### INPUT DATA
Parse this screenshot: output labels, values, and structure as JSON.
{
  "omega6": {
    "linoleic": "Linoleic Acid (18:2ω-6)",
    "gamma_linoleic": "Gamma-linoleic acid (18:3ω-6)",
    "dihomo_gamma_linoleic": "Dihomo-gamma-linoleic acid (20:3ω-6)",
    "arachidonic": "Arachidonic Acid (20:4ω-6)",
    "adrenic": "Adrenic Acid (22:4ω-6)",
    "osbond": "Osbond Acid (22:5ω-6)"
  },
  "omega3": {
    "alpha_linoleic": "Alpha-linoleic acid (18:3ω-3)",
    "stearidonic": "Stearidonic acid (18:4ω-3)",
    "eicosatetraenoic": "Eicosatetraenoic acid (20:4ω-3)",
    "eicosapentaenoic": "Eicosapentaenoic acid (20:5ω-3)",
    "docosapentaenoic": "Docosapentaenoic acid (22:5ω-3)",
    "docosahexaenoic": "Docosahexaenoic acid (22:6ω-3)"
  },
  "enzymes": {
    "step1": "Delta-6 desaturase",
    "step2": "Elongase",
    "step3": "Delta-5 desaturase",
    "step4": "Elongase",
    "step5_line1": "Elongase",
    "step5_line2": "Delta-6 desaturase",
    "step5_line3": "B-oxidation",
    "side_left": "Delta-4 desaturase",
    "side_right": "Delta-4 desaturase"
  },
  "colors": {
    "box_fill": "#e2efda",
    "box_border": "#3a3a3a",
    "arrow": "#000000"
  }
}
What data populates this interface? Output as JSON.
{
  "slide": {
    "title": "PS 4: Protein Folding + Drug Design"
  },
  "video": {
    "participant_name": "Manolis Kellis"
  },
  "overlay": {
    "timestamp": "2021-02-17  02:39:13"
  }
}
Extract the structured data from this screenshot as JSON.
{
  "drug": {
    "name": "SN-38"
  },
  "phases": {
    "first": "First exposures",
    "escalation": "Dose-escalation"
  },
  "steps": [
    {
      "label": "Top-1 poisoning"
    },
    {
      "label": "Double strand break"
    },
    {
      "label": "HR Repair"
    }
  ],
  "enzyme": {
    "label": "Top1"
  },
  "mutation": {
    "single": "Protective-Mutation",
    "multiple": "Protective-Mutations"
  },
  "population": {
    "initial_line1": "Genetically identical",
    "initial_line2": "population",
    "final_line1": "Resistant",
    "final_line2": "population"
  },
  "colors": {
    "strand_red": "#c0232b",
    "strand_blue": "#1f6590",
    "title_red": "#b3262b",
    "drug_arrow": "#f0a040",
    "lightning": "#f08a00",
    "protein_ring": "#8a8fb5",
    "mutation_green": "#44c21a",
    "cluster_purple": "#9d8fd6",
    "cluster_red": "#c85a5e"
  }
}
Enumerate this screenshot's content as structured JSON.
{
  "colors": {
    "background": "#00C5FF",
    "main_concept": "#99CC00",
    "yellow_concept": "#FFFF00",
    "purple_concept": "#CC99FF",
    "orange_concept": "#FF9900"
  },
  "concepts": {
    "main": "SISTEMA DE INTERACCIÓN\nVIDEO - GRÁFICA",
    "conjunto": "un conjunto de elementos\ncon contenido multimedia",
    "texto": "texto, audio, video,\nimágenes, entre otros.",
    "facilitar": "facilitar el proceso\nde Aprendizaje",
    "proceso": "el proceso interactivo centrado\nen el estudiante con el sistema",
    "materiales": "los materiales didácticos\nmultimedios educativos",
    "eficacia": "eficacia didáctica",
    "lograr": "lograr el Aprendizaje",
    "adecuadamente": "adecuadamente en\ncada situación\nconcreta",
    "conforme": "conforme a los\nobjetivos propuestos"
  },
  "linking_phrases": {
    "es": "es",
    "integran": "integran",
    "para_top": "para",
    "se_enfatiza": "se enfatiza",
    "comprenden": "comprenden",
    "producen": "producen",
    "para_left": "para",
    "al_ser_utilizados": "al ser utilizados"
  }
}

### WORK TO BE COMPLETED
Each line from the one containing "Enumerate this screenshot's" through the end of the material must be output exactly, and no other line.

### EXERCISE RESPONSE
Enumerate this screenshot's content as structured JSON.
{
  "colors": {
    "background": "#00C5FF",
    "main_concept": "#99CC00",
    "yellow_concept": "#FFFF00",
    "purple_concept": "#CC99FF",
    "orange_concept": "#FF9900"
  },
  "concepts": {
    "main": "SISTEMA DE INTERACCIÓN\nVIDEO - GRÁFICA",
    "conjunto": "un conjunto de elementos\ncon contenido multimedia",
    "texto": "texto, audio, video,\nimágenes, entre otros.",
    "facilitar": "facilitar el proceso\nde Aprendizaje",
    "proceso": "el proceso interactivo centrado\nen el estudiante con el sistema",
    "materiales": "los materiales didácticos\nmultimedios educativos",
    "eficacia": "eficacia didáctica",
    "lograr": "lograr el Aprendizaje",
    "adecuadamente": "adecuadamente en\ncada situación\nconcreta",
    "conforme": "conforme a los\nobjetivos propuestos"
  },
  "linking_phrases": {
    "es": "es",
    "integran": "integran",
    "para_top": "para",
    "se_enfatiza": "se enfatiza",
    "comprenden": "comprenden",
    "producen": "producen",
    "para_left": "para",
    "al_ser_utilizados": "al ser utilizados"
  }
}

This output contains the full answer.